-- Start --

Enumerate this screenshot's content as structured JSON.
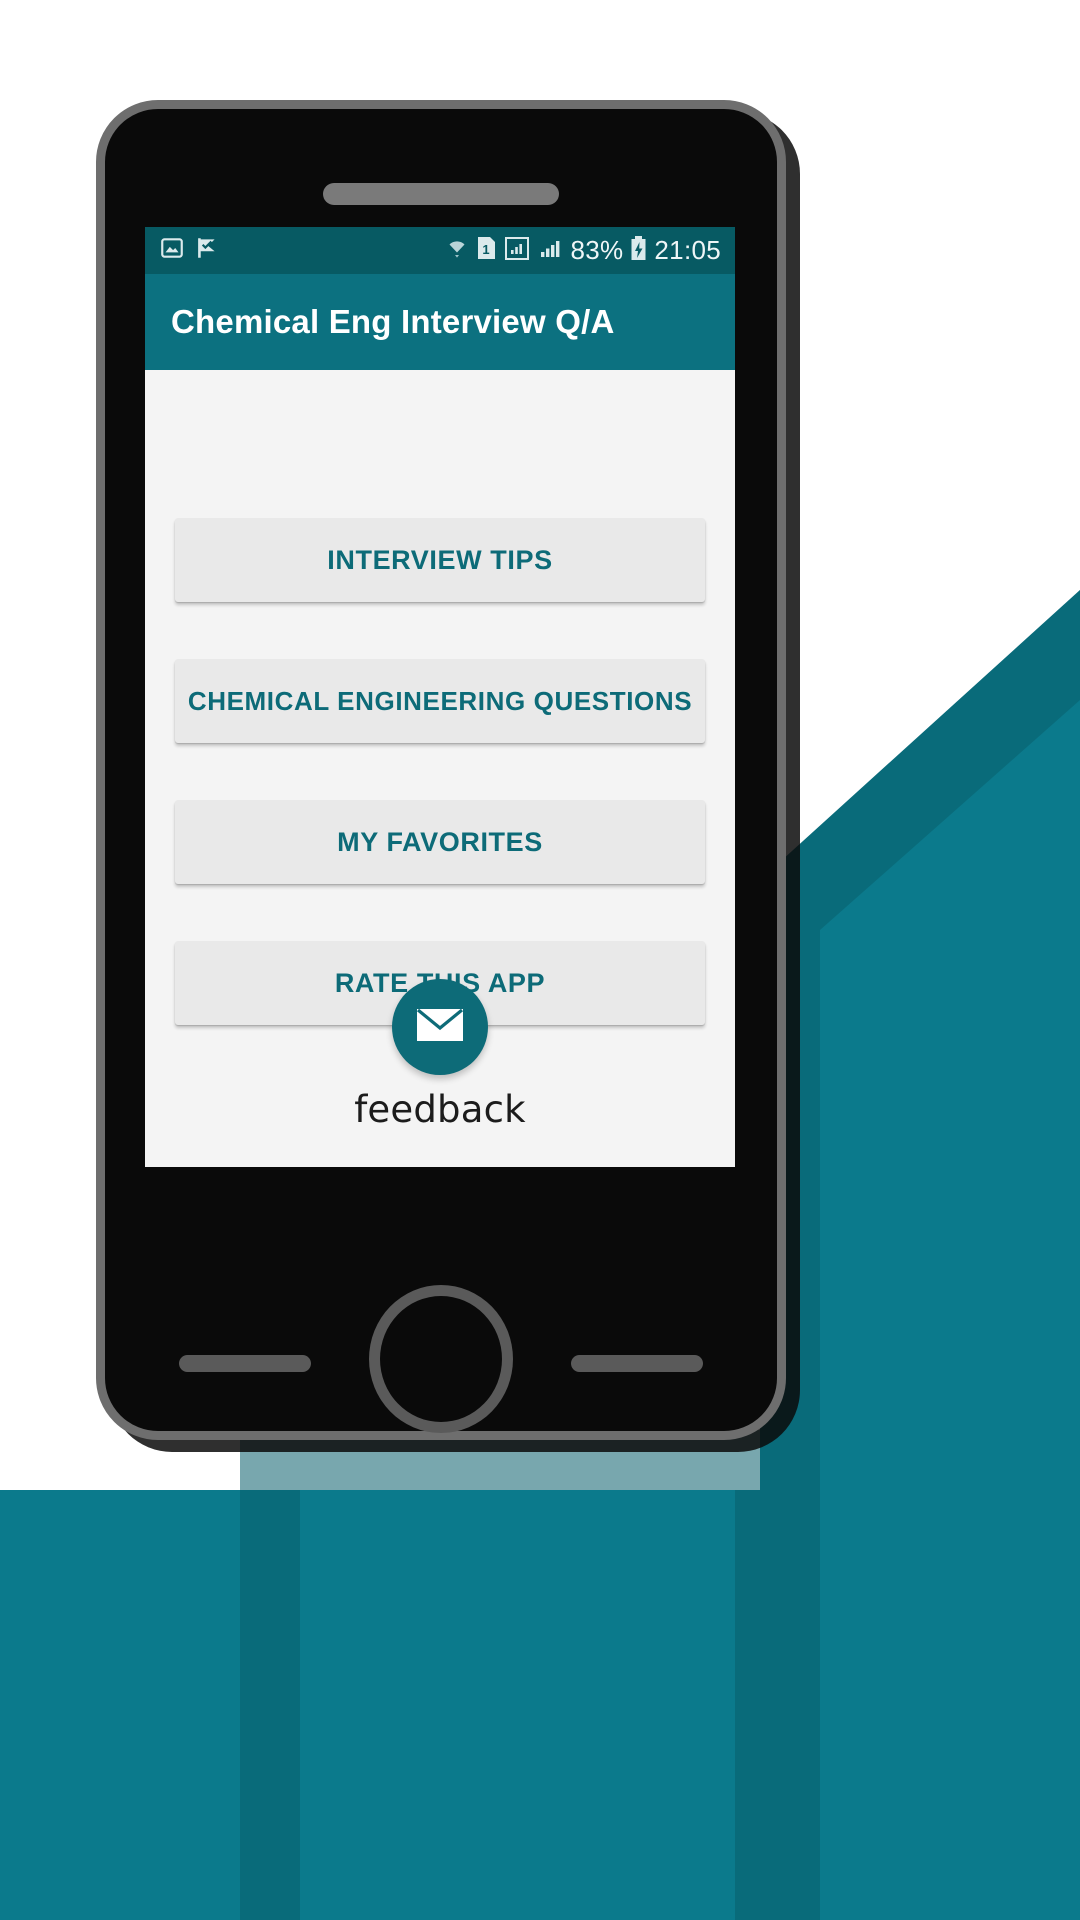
{
  "theme": {
    "accent_teal": "#0c7180",
    "statusbar_teal": "#075a63",
    "backdrop_teal": "#0b7a8c",
    "backdrop_teal_dark": "#0a5f6b",
    "button_face": "#e9e9e9",
    "button_text": "#0d6b78",
    "screen_background": "#f4f4f4",
    "device_body": "#0a0a0a",
    "device_bezel": "#6e6e6e"
  },
  "status_bar": {
    "left_icons": [
      "image-icon",
      "flag-check-icon"
    ],
    "right_icons": [
      "wifi-icon",
      "sim-1-icon",
      "signal-boxed-icon",
      "signal-bars-icon",
      "battery-charging-icon"
    ],
    "battery_percent": "83%",
    "time": "21:05"
  },
  "app_bar": {
    "title": "Chemical Eng Interview Q/A"
  },
  "main": {
    "buttons": [
      {
        "label": "INTERVIEW TIPS",
        "name": "interview-tips-button"
      },
      {
        "label": "CHEMICAL ENGINEERING QUESTIONS",
        "name": "chemical-engineering-questions-button"
      },
      {
        "label": "MY FAVORITES",
        "name": "my-favorites-button"
      },
      {
        "label": "RATE THIS APP",
        "name": "rate-this-app-button"
      }
    ],
    "feedback": {
      "label": "feedback",
      "icon": "envelope-icon"
    }
  },
  "device": {
    "earpiece": "speaker-grille",
    "home_button": "home-button",
    "capacitive_keys": [
      "recents-key",
      "back-key"
    ]
  }
}
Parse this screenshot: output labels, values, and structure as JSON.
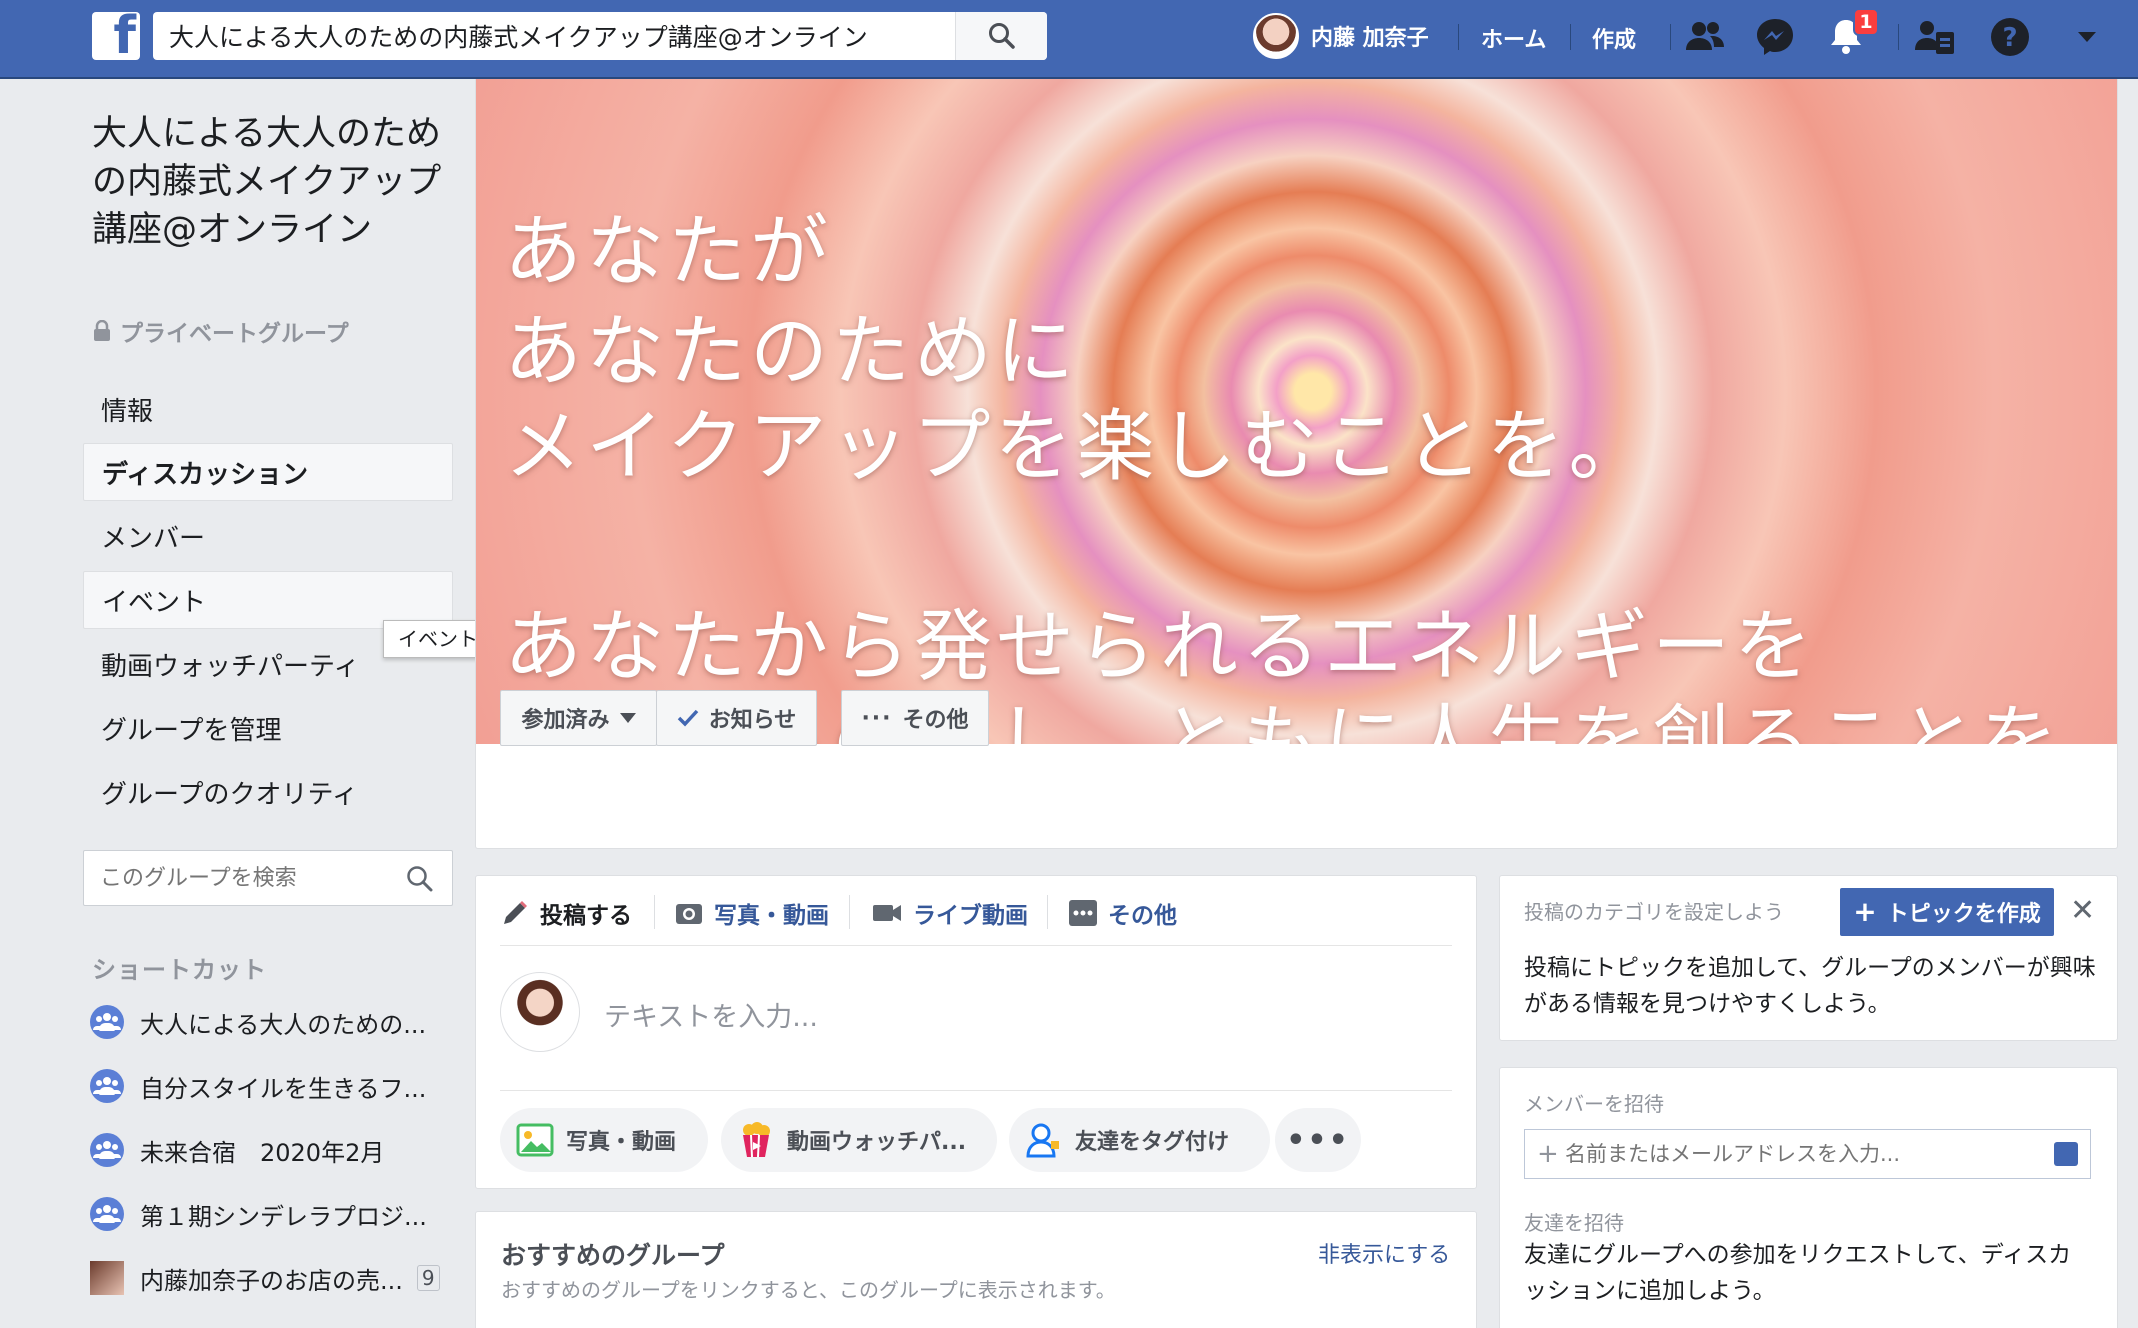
{
  "topbar": {
    "search_value": "大人による大人のための内藤式メイクアップ講座@オンライン",
    "user_name": "内藤 加奈子",
    "home_label": "ホーム",
    "create_label": "作成",
    "notification_count": "1",
    "icons": [
      "facebook-logo-icon",
      "search-icon",
      "friends-icon",
      "messenger-icon",
      "bell-icon",
      "friend-suggestions-icon",
      "help-icon",
      "caret-down-icon"
    ]
  },
  "group": {
    "title": "大人による大人のための内藤式メイクアップ講座@オンライン",
    "privacy": "プライベートグループ"
  },
  "leftnav": {
    "items": [
      "情報",
      "ディスカッション",
      "メンバー",
      "イベント",
      "動画ウォッチパーティ",
      "グループを管理",
      "グループのクオリティ"
    ],
    "tooltip": "イベント",
    "search_placeholder": "このグループを検索",
    "shortcuts_heading": "ショートカット",
    "shortcuts": [
      {
        "label": "大人による大人のための..."
      },
      {
        "label": "自分スタイルを生きるフ..."
      },
      {
        "label": "未来合宿　2020年2月"
      },
      {
        "label": "第１期シンデレラプロジ..."
      },
      {
        "label": "内藤加奈子のお店の売...",
        "count": "9"
      }
    ]
  },
  "cover": {
    "lines": [
      "あなたが",
      "あなたのために",
      "メイクアップを楽しむことを。",
      "あなたから発せられるエネルギーを",
      "最良のものとし、ともに人生を創ることを"
    ],
    "joined_label": "参加済み",
    "notify_label": "お知らせ",
    "more_label": "その他"
  },
  "composer": {
    "tabs": [
      "投稿する",
      "写真・動画",
      "ライブ動画",
      "その他"
    ],
    "placeholder": "テキストを入力...",
    "pills": [
      "写真・動画",
      "動画ウォッチパ...",
      "友達をタグ付け"
    ]
  },
  "recommended": {
    "title": "おすすめのグループ",
    "subtitle": "おすすめのグループをリンクすると、このグループに表示されます。",
    "hide_label": "非表示にする"
  },
  "right": {
    "topic_heading": "投稿のカテゴリを設定しよう",
    "topic_button": "トピックを作成",
    "topic_text": "投稿にトピックを追加して、グループのメンバーが興味がある情報を見つけやすくしよう。",
    "invite_heading": "メンバーを招待",
    "invite_placeholder": "名前またはメールアドレスを入力...",
    "friends_heading": "友達を招待",
    "friends_text": "友達にグループへの参加をリクエストして、ディスカッションに追加しよう。"
  },
  "colors": {
    "brand": "#4267b2",
    "link": "#365899",
    "badge": "#fa3e3e"
  }
}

-- End --

> _What is expected_:
Extract all the data above exactly, excluding every picture.

> _Task answer_:
Enumerate this screenshot's content as structured JSON.
{
  "theme": {
    "accent_teal": "#0c7180",
    "statusbar_teal": "#075a63",
    "backdrop_teal": "#0b7a8c",
    "backdrop_teal_dark": "#0a5f6b",
    "button_face": "#e9e9e9",
    "button_text": "#0d6b78",
    "screen_background": "#f4f4f4",
    "device_body": "#0a0a0a",
    "device_bezel": "#6e6e6e"
  },
  "status_bar": {
    "left_icons": [
      "image-icon",
      "flag-check-icon"
    ],
    "right_icons": [
      "wifi-icon",
      "sim-1-icon",
      "signal-boxed-icon",
      "signal-bars-icon",
      "battery-charging-icon"
    ],
    "battery_percent": "83%",
    "time": "21:05"
  },
  "app_bar": {
    "title": "Chemical Eng Interview Q/A"
  },
  "main": {
    "buttons": [
      {
        "label": "INTERVIEW TIPS",
        "name": "interview-tips-button"
      },
      {
        "label": "CHEMICAL ENGINEERING QUESTIONS",
        "name": "chemical-engineering-questions-button"
      },
      {
        "label": "MY FAVORITES",
        "name": "my-favorites-button"
      },
      {
        "label": "RATE THIS APP",
        "name": "rate-this-app-button"
      }
    ],
    "feedback": {
      "label": "feedback",
      "icon": "envelope-icon"
    }
  },
  "device": {
    "earpiece": "speaker-grille",
    "home_button": "home-button",
    "capacitive_keys": [
      "recents-key",
      "back-key"
    ]
  }
}
Parse this screenshot: output labels, values, and structure as JSON.
{
  "topbar": {
    "search_value": "大人による大人のための内藤式メイクアップ講座@オンライン",
    "user_name": "内藤 加奈子",
    "home_label": "ホーム",
    "create_label": "作成",
    "notification_count": "1",
    "icons": [
      "facebook-logo-icon",
      "search-icon",
      "friends-icon",
      "messenger-icon",
      "bell-icon",
      "friend-suggestions-icon",
      "help-icon",
      "caret-down-icon"
    ]
  },
  "group": {
    "title": "大人による大人のための内藤式メイクアップ講座@オンライン",
    "privacy": "プライベートグループ"
  },
  "leftnav": {
    "items": [
      "情報",
      "ディスカッション",
      "メンバー",
      "イベント",
      "動画ウォッチパーティ",
      "グループを管理",
      "グループのクオリティ"
    ],
    "tooltip": "イベント",
    "search_placeholder": "このグループを検索",
    "shortcuts_heading": "ショートカット",
    "shortcuts": [
      {
        "label": "大人による大人のための..."
      },
      {
        "label": "自分スタイルを生きるフ..."
      },
      {
        "label": "未来合宿　2020年2月"
      },
      {
        "label": "第１期シンデレラプロジ..."
      },
      {
        "label": "内藤加奈子のお店の売...",
        "count": "9"
      }
    ]
  },
  "cover": {
    "lines": [
      "あなたが",
      "あなたのために",
      "メイクアップを楽しむことを。",
      "あなたから発せられるエネルギーを",
      "最良のものとし、ともに人生を創ることを"
    ],
    "joined_label": "参加済み",
    "notify_label": "お知らせ",
    "more_label": "その他"
  },
  "composer": {
    "tabs": [
      "投稿する",
      "写真・動画",
      "ライブ動画",
      "その他"
    ],
    "placeholder": "テキストを入力...",
    "pills": [
      "写真・動画",
      "動画ウォッチパ...",
      "友達をタグ付け"
    ]
  },
  "recommended": {
    "title": "おすすめのグループ",
    "subtitle": "おすすめのグループをリンクすると、このグループに表示されます。",
    "hide_label": "非表示にする"
  },
  "right": {
    "topic_heading": "投稿のカテゴリを設定しよう",
    "topic_button": "トピックを作成",
    "topic_text": "投稿にトピックを追加して、グループのメンバーが興味がある情報を見つけやすくしよう。",
    "invite_heading": "メンバーを招待",
    "invite_placeholder": "名前またはメールアドレスを入力...",
    "friends_heading": "友達を招待",
    "friends_text": "友達にグループへの参加をリクエストして、ディスカッションに追加しよう。"
  },
  "colors": {
    "brand": "#4267b2",
    "link": "#365899",
    "badge": "#fa3e3e"
  }
}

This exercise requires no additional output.